◆ Data records
★ ★ ★ ★ ★ ★ ★
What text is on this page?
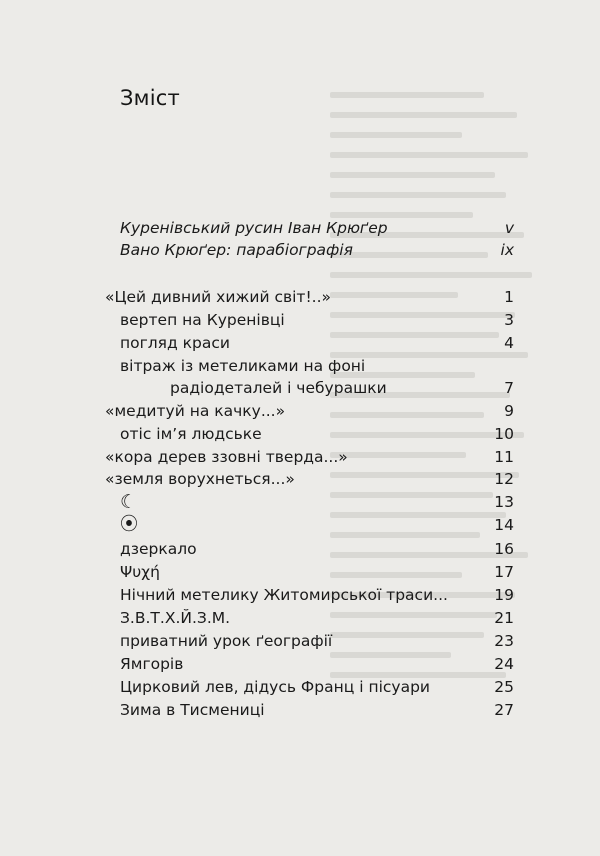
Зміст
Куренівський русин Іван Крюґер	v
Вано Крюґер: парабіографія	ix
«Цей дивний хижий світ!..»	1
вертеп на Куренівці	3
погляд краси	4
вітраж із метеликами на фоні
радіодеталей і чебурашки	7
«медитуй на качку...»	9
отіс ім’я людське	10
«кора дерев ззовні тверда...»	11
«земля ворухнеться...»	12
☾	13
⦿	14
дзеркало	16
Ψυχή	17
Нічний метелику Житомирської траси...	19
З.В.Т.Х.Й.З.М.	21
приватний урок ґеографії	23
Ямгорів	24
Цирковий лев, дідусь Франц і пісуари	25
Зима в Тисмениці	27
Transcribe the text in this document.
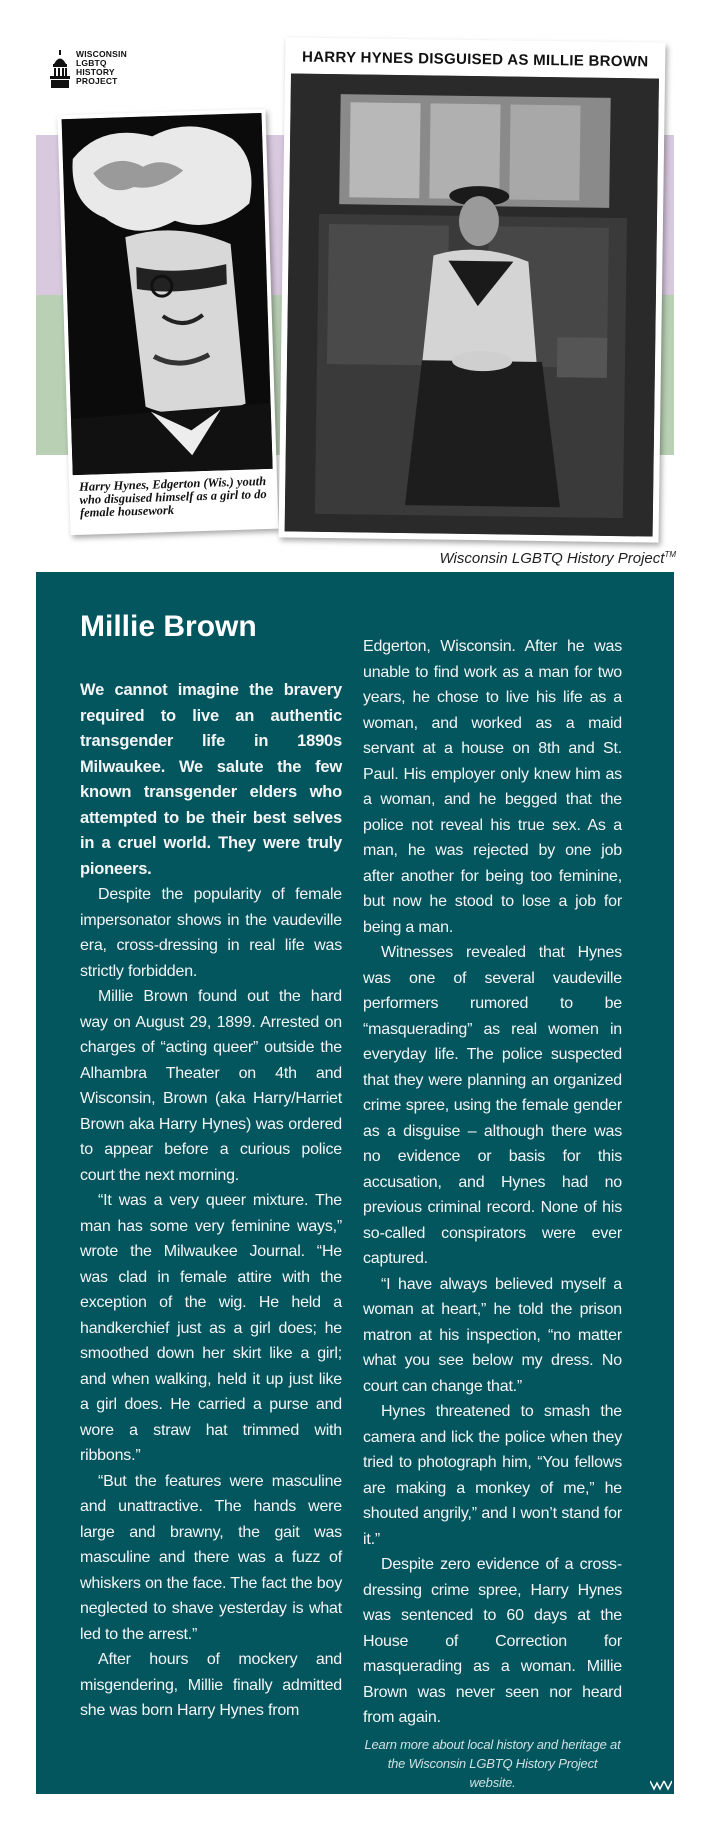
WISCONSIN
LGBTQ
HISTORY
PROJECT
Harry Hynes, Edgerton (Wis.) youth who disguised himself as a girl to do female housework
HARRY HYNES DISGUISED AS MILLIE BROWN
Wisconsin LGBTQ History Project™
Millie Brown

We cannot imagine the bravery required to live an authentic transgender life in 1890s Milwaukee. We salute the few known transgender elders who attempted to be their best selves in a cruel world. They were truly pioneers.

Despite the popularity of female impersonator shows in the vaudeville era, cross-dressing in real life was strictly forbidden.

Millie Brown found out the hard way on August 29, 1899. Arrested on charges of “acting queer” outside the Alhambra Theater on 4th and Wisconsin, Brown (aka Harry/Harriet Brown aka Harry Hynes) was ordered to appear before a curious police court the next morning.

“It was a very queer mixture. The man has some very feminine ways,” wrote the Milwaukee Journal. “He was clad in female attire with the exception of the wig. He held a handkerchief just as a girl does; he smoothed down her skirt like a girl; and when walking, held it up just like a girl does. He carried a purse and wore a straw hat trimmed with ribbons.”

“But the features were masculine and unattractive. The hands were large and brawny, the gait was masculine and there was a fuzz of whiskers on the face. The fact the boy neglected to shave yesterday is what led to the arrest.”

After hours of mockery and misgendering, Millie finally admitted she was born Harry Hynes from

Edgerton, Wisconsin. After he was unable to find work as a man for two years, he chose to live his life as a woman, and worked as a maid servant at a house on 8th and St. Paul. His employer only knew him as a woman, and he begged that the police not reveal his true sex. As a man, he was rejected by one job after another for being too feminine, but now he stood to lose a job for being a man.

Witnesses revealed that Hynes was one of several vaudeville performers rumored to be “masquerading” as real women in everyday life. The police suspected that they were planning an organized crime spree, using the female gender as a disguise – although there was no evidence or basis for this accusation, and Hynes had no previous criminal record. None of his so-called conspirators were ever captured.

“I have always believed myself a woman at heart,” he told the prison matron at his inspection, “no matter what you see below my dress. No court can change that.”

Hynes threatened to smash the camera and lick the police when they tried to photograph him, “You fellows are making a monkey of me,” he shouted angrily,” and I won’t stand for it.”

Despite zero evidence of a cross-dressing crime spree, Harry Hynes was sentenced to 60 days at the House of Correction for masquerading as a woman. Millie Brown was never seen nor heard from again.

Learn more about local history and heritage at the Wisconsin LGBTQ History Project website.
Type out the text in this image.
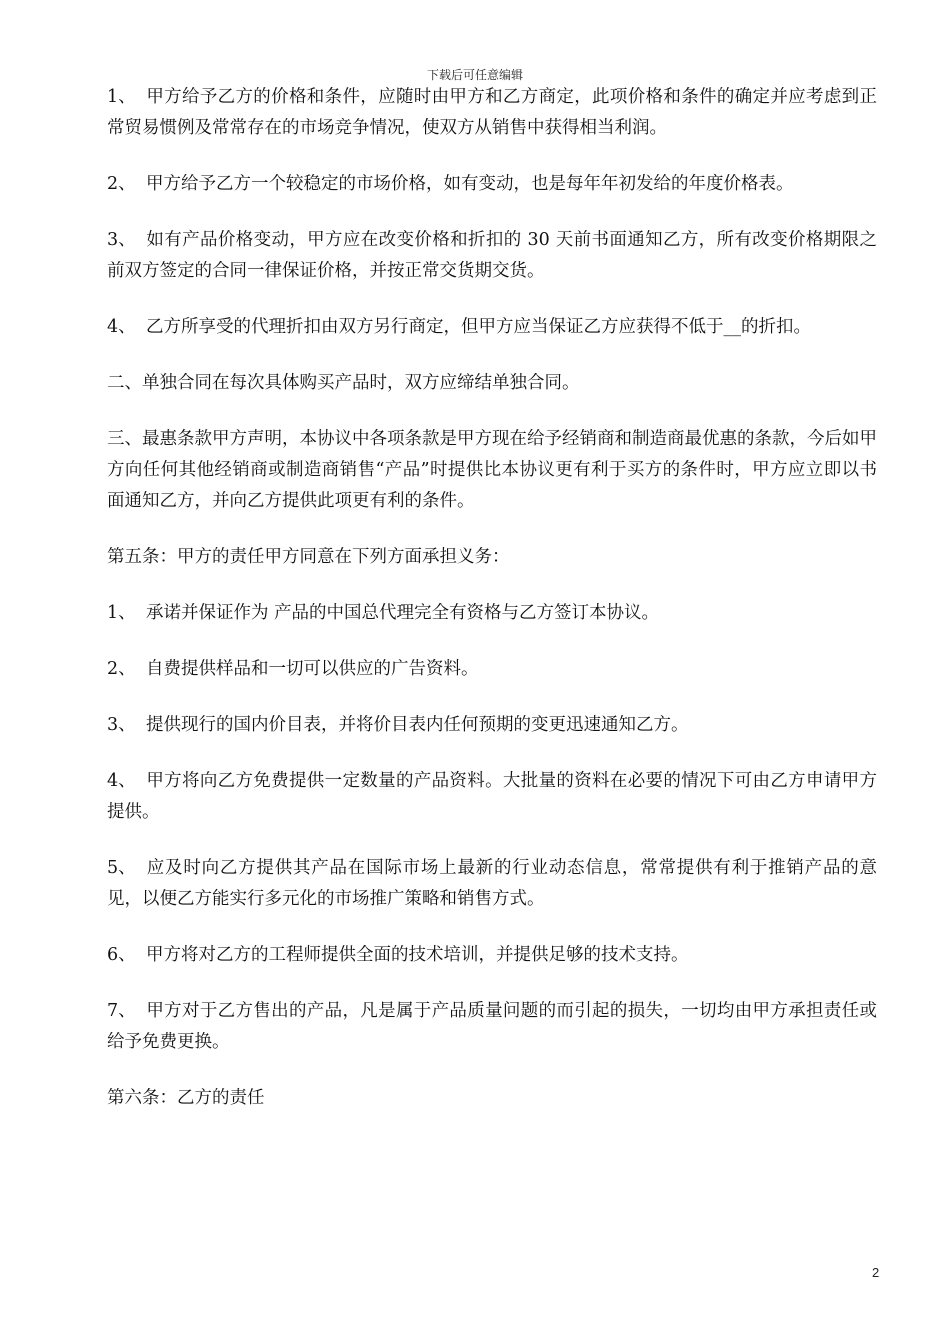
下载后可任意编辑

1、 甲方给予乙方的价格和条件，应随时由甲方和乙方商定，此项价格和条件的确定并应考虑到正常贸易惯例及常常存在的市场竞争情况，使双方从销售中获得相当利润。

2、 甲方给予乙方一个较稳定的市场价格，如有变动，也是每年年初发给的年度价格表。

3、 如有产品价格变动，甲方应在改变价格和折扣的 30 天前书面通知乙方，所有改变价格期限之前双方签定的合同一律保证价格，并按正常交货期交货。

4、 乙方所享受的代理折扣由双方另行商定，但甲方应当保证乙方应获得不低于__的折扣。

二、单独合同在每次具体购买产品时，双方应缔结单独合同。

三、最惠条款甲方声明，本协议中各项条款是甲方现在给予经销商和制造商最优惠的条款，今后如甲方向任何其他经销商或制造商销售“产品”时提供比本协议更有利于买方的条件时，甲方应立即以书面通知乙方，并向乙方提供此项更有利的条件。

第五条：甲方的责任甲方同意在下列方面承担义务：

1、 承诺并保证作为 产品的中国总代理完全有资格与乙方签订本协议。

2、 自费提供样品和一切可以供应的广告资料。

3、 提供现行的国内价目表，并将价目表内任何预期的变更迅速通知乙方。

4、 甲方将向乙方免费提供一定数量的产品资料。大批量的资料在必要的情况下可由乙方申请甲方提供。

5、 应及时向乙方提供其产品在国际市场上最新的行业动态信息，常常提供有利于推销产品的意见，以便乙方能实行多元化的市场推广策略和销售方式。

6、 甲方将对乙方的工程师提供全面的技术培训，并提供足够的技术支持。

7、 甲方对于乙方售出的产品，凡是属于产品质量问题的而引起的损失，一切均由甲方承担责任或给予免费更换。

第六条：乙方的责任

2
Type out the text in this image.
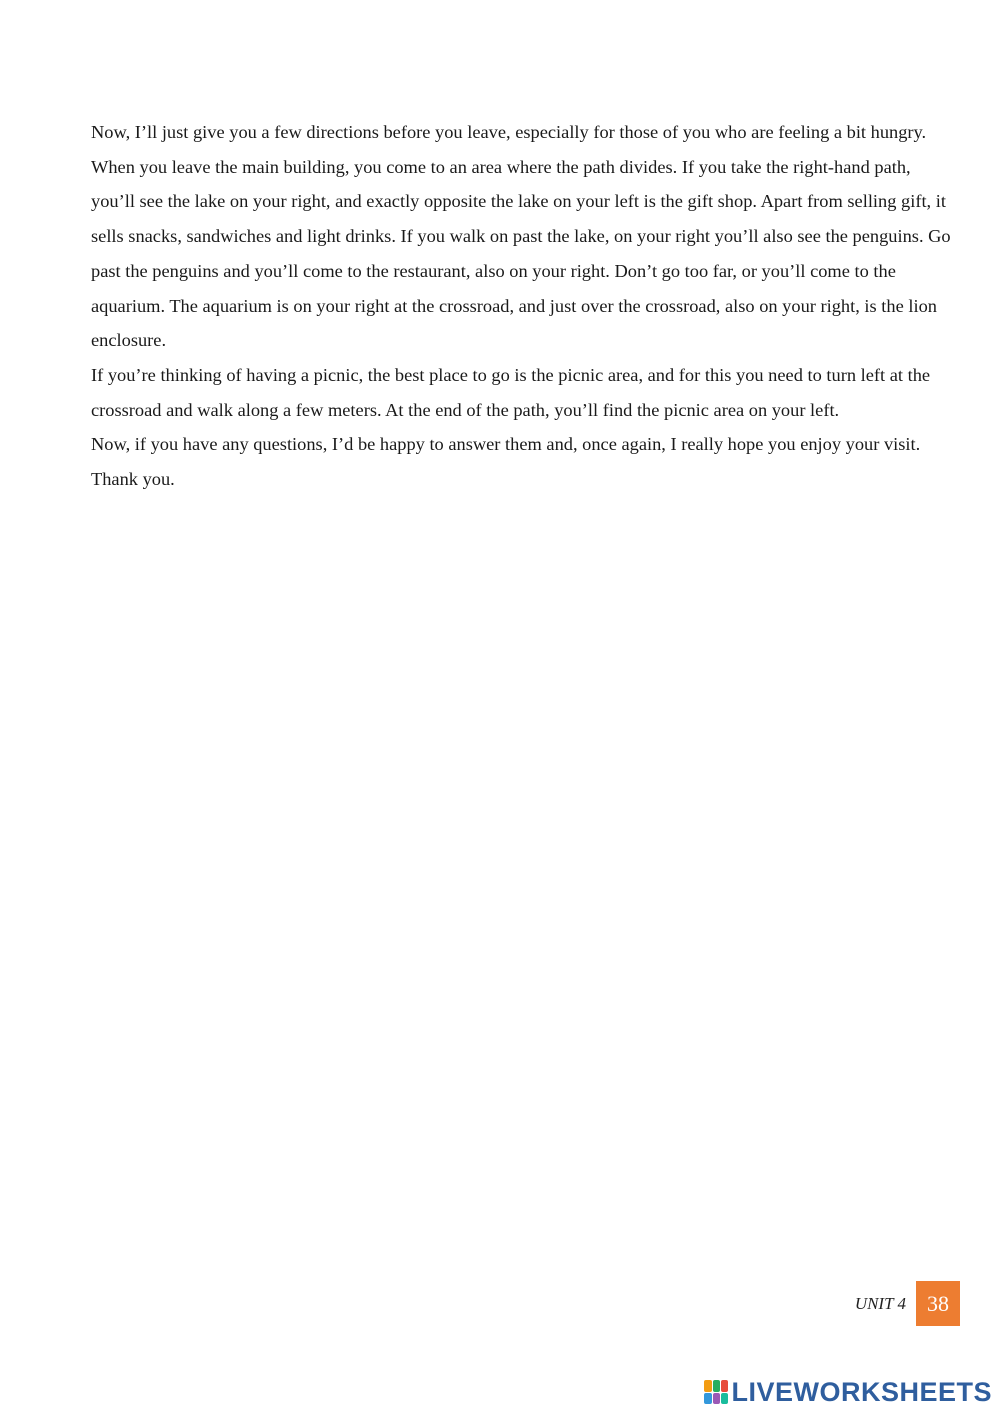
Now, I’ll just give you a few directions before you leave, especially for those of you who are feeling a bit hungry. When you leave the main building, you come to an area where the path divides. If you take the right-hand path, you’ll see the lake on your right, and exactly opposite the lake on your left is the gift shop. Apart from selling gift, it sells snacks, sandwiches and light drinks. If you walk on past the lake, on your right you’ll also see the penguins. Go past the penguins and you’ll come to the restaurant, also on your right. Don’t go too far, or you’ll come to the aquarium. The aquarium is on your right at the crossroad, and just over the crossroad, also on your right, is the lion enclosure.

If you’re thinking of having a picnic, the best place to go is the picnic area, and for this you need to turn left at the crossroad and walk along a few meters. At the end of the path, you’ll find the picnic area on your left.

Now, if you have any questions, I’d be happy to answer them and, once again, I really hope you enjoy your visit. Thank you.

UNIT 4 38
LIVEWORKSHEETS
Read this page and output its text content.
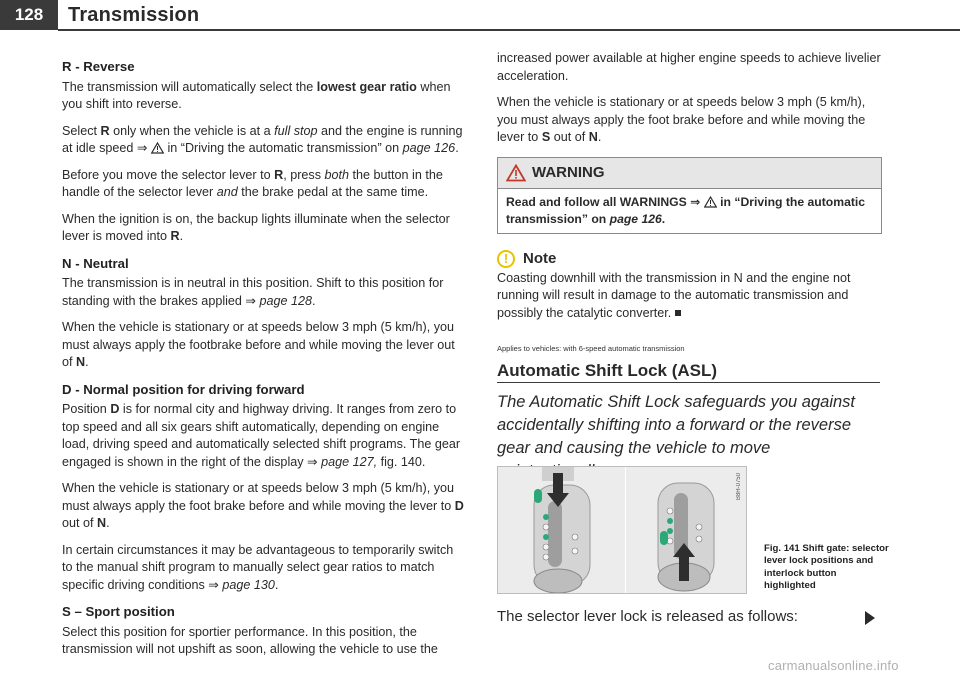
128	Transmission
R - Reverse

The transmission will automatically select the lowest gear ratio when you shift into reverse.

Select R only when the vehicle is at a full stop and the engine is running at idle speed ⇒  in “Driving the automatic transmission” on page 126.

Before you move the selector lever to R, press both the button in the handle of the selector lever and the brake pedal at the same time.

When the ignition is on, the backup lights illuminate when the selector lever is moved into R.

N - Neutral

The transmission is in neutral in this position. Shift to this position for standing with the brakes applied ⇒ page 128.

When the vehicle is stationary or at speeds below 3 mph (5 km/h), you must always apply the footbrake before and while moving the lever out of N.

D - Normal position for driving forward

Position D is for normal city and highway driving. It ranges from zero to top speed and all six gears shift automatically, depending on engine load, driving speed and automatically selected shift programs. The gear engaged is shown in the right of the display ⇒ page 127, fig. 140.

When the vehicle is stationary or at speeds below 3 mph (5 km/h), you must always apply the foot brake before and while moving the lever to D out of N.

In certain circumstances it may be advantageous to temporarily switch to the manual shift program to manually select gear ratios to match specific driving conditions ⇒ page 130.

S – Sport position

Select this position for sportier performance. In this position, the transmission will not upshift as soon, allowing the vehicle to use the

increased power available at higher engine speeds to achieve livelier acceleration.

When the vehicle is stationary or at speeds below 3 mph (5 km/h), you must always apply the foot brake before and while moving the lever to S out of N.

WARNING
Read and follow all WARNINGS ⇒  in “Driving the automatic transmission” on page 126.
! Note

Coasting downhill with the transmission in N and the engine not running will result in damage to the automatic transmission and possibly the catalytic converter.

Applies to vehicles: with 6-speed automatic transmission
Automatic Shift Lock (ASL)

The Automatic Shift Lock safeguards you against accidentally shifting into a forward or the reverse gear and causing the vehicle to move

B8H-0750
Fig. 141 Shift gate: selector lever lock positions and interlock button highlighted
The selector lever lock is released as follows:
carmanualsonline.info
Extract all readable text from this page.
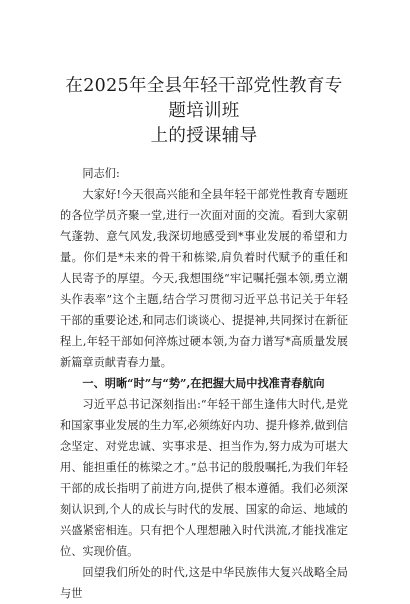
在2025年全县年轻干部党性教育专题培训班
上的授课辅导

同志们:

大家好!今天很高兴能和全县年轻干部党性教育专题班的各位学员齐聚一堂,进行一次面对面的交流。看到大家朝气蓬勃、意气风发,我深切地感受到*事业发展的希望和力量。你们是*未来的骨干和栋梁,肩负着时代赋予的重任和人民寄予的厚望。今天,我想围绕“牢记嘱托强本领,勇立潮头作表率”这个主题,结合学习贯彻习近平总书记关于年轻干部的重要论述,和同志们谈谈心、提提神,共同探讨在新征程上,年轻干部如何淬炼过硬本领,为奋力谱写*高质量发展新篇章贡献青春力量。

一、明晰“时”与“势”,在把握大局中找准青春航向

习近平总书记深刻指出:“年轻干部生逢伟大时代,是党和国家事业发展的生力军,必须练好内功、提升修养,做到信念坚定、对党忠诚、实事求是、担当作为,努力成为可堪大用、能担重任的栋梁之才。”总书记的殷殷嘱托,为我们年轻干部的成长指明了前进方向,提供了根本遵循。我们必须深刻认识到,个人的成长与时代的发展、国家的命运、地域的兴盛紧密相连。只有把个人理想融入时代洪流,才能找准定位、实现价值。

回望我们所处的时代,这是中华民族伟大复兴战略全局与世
★ ★ ★ ★ ★ ★ ★
Where the line containing "Extract all readable text from this page." appears above, start there and set down each line exactly through the last line of the data; leave out every picture.

Extract all readable text from this page.
在2025年全县年轻干部党性教育专题培训班
上的授课辅导

同志们:

大家好!今天很高兴能和全县年轻干部党性教育专题班的各位学员齐聚一堂,进行一次面对面的交流。看到大家朝气蓬勃、意气风发,我深切地感受到*事业发展的希望和力量。你们是*未来的骨干和栋梁,肩负着时代赋予的重任和人民寄予的厚望。今天,我想围绕“牢记嘱托强本领,勇立潮头作表率”这个主题,结合学习贯彻习近平总书记关于年轻干部的重要论述,和同志们谈谈心、提提神,共同探讨在新征程上,年轻干部如何淬炼过硬本领,为奋力谱写*高质量发展新篇章贡献青春力量。

一、明晰“时”与“势”,在把握大局中找准青春航向

习近平总书记深刻指出:“年轻干部生逢伟大时代,是党和国家事业发展的生力军,必须练好内功、提升修养,做到信念坚定、对党忠诚、实事求是、担当作为,努力成为可堪大用、能担重任的栋梁之才。”总书记的殷殷嘱托,为我们年轻干部的成长指明了前进方向,提供了根本遵循。我们必须深刻认识到,个人的成长与时代的发展、国家的命运、地域的兴盛紧密相连。只有把个人理想融入时代洪流,才能找准定位、实现价值。

回望我们所处的时代,这是中华民族伟大复兴战略全局与世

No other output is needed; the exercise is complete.